Keep only the lines where "demonstrations" appears.

──────────

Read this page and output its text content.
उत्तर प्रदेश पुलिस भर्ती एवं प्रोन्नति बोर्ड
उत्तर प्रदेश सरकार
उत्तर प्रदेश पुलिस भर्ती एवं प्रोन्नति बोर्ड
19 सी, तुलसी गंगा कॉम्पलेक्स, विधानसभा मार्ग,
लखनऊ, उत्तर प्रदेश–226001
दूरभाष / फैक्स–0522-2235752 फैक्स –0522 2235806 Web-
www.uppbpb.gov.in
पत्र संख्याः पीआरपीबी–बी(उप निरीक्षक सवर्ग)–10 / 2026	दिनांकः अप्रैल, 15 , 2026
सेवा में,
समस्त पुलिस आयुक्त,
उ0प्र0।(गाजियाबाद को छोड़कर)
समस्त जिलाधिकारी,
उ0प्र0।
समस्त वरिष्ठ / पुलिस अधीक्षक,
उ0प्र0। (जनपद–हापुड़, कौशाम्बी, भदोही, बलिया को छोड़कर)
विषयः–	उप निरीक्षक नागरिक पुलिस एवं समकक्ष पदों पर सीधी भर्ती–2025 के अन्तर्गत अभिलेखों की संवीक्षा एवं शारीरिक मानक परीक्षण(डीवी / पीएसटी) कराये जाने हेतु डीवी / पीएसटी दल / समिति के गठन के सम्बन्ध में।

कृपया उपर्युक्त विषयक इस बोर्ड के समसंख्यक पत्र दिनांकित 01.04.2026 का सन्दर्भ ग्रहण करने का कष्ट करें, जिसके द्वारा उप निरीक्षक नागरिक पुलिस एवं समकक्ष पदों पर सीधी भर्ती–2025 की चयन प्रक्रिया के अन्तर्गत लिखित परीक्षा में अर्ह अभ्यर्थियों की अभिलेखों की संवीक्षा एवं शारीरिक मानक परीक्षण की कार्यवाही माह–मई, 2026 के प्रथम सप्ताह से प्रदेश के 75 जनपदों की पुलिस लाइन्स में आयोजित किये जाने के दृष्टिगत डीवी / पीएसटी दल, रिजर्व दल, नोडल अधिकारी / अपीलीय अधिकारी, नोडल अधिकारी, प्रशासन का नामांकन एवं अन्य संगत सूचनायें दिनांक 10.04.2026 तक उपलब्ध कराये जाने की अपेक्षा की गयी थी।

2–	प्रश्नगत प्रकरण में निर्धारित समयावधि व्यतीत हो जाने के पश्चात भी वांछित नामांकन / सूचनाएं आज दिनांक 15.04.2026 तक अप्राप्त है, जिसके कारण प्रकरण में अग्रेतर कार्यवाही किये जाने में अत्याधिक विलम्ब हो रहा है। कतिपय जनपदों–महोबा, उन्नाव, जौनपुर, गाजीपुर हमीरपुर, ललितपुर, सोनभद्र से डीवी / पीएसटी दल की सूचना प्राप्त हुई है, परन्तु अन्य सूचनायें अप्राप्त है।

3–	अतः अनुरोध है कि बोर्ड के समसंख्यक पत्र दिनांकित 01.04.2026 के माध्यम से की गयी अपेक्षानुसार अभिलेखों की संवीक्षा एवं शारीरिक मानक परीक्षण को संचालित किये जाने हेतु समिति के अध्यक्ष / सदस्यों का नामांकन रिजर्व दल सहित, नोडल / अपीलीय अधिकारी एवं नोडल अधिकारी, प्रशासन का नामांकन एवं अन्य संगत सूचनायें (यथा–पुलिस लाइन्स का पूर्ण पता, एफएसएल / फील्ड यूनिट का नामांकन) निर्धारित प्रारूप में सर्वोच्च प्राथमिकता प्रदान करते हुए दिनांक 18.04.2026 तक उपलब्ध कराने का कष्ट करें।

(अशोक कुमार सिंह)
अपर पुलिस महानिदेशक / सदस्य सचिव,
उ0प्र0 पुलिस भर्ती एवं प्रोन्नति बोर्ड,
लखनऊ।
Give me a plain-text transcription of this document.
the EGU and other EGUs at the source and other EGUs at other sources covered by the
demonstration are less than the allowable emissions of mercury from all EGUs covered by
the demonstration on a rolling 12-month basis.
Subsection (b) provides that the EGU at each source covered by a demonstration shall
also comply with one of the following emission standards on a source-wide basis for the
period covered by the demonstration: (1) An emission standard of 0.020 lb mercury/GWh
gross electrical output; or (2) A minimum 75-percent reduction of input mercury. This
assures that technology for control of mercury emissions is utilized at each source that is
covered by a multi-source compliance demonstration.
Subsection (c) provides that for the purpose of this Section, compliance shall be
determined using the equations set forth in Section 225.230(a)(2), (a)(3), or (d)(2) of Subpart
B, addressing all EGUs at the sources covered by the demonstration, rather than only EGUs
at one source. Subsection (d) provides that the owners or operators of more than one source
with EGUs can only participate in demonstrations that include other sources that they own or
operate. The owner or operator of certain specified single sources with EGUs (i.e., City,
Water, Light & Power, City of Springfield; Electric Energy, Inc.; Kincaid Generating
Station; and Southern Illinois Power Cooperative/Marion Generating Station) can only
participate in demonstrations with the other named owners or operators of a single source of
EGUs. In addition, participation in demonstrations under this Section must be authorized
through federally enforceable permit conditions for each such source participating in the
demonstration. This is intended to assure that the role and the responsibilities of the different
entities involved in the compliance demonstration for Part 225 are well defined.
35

──────────

- _WRITTEN ANSWER_:
with EGUs can only participate in demonstrations that include other sources that they own or
participate in demonstrations with the other named owners or operators of a single source of
EGUs. In addition, participation in demonstrations under this Section must be authorized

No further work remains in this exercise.